Records for this task:
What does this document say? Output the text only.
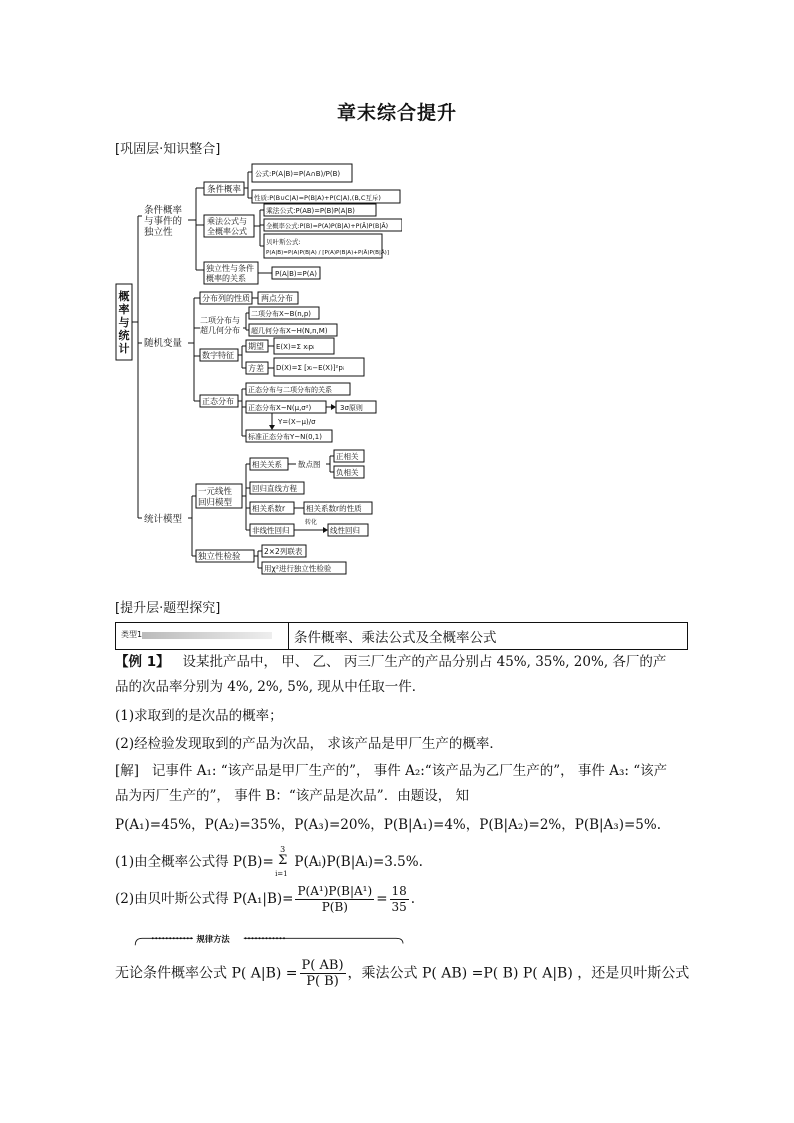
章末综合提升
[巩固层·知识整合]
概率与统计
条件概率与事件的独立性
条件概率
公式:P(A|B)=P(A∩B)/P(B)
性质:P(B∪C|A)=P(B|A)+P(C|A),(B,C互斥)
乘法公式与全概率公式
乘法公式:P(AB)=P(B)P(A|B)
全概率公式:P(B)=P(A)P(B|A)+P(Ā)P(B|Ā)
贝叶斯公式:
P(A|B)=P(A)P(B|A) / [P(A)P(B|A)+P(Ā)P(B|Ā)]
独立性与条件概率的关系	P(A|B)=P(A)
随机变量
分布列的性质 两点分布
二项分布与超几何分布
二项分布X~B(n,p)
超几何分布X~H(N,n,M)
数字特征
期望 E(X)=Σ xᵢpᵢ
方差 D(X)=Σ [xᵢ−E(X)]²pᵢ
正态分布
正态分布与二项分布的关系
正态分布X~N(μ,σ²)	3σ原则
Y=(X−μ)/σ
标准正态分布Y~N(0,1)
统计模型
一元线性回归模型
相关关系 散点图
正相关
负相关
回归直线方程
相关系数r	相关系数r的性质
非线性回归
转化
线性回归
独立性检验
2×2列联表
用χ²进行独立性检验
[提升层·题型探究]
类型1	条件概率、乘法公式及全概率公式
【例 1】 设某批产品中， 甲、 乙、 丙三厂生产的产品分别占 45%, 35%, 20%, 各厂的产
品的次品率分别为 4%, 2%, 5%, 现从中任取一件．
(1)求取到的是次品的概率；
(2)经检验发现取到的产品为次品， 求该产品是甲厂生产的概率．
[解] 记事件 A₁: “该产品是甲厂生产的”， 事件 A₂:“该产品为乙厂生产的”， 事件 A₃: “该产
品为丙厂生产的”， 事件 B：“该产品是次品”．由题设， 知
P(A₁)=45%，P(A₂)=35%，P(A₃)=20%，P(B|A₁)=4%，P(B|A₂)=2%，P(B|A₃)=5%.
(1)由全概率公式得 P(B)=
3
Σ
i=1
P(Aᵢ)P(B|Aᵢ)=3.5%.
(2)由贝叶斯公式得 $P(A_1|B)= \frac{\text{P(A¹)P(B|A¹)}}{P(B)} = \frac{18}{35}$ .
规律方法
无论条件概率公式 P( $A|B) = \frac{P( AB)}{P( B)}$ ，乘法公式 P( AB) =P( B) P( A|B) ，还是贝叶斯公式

What the task asks: Tally the lines in the listing that hold "text" and report the number alone.

Answer to this task: 2